-------- THE DATA
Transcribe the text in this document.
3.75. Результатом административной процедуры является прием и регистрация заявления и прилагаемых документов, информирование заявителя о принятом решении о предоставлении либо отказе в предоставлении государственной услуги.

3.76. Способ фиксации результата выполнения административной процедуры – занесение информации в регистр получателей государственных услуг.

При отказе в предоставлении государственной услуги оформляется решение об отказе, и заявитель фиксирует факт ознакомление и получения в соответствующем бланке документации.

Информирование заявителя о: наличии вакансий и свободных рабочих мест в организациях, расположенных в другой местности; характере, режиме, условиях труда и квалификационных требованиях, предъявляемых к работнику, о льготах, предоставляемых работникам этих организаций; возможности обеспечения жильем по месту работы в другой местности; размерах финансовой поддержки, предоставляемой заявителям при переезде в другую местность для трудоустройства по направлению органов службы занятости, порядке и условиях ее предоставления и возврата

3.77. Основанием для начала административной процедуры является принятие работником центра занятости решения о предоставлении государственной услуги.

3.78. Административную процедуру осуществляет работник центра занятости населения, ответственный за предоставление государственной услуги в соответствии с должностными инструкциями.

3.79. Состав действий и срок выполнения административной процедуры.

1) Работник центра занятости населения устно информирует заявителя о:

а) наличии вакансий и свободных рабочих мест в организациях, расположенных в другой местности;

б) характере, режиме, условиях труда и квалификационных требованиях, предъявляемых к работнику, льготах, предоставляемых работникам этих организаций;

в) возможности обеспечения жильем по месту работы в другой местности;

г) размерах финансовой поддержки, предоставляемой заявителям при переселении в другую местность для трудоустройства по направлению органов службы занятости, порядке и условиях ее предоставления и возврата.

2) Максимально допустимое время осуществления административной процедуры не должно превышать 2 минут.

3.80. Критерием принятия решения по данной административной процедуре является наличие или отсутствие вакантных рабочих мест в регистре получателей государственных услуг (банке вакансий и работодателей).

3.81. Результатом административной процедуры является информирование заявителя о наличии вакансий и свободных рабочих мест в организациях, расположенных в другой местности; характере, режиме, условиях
----------------
-------- THE DATA
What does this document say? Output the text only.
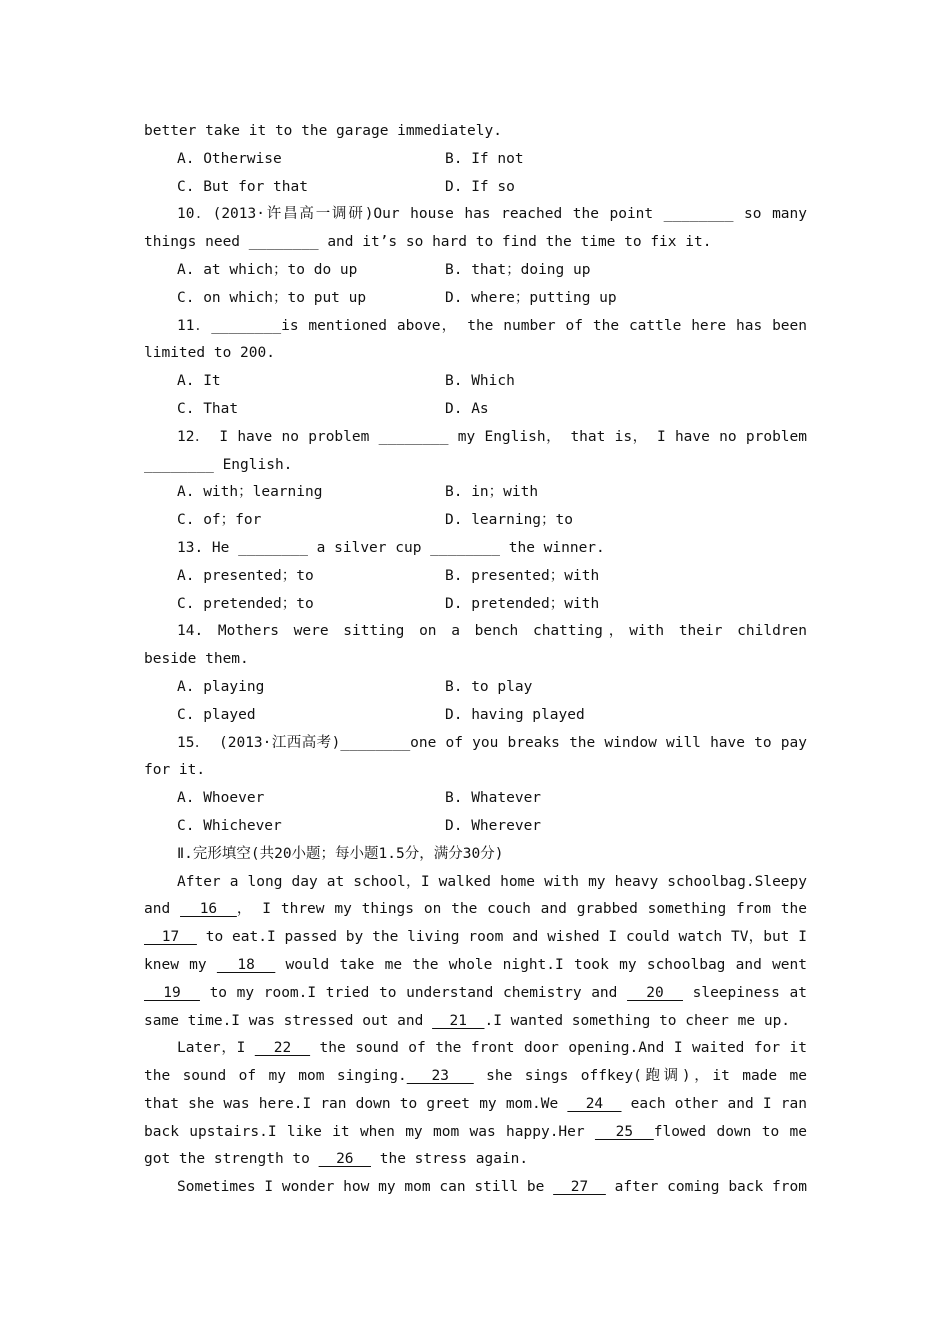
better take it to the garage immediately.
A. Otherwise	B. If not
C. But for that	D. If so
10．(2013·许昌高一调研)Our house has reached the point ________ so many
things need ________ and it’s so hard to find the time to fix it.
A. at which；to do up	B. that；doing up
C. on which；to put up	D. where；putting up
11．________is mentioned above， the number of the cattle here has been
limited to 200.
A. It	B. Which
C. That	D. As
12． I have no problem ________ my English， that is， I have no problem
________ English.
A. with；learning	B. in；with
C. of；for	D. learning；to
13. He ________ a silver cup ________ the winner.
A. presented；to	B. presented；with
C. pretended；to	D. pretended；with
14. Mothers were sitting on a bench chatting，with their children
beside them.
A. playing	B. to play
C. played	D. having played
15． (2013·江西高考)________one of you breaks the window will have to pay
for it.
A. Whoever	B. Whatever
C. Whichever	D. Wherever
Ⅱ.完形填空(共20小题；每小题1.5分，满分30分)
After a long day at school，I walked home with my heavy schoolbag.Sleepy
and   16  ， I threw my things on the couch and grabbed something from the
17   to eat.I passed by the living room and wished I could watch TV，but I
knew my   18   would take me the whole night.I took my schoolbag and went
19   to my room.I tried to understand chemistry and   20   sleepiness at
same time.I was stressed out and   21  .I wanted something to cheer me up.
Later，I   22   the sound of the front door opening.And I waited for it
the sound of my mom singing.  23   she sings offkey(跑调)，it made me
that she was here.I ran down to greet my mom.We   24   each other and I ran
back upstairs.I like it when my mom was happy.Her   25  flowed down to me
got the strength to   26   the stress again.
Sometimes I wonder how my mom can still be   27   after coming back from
----------------
**REQUEST:** Copy each line of the records containing the string "back".

**EXERCISE SOLUTION:**
back upstairs.I like it when my mom was happy.Her   25  flowed down to me
Sometimes I wonder how my mom can still be   27   after coming back from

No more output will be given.